• [Extracts from a graphics dataset]
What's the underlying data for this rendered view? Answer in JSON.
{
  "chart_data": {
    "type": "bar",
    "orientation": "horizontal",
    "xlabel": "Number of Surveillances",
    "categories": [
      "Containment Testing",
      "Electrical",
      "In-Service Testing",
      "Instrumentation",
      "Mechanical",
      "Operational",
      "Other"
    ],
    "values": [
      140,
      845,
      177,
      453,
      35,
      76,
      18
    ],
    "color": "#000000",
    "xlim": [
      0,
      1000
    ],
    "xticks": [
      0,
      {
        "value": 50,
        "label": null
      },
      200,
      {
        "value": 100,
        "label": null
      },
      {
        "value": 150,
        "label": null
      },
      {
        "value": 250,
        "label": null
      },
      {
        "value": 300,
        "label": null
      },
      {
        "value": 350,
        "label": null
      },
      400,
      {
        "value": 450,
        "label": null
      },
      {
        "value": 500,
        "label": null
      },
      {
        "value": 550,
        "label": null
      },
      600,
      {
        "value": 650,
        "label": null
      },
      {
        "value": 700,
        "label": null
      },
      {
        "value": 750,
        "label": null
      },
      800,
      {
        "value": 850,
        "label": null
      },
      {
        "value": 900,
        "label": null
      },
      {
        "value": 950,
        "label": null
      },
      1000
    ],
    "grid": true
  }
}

• [WHAT YOU NEED TO DO] Using the exact wording, write out all of the records.

• [THE RESULT]
What's the underlying data for this rendered view? Answer in JSON.
{
  "chart_data": {
    "type": "bar",
    "orientation": "horizontal",
    "xlabel": "Number of Surveillances",
    "categories": [
      "Containment Testing",
      "Electrical",
      "In-Service Testing",
      "Instrumentation",
      "Mechanical",
      "Operational",
      "Other"
    ],
    "values": [
      140,
      845,
      177,
      453,
      35,
      76,
      18
    ],
    "color": "#000000",
    "xlim": [
      0,
      1000
    ],
    "xticks": [
      0,
      {
        "value": 50,
        "label": null
      },
      200,
      {
        "value": 100,
        "label": null
      },
      {
        "value": 150,
        "label": null
      },
      {
        "value": 250,
        "label": null
      },
      {
        "value": 300,
        "label": null
      },
      {
        "value": 350,
        "label": null
      },
      400,
      {
        "value": 450,
        "label": null
      },
      {
        "value": 500,
        "label": null
      },
      {
        "value": 550,
        "label": null
      },
      600,
      {
        "value": 650,
        "label": null
      },
      {
        "value": 700,
        "label": null
      },
      {
        "value": 750,
        "label": null
      },
      800,
      {
        "value": 850,
        "label": null
      },
      {
        "value": 900,
        "label": null
      },
      {
        "value": 950,
        "label": null
      },
      1000
    ],
    "grid": true
  }
}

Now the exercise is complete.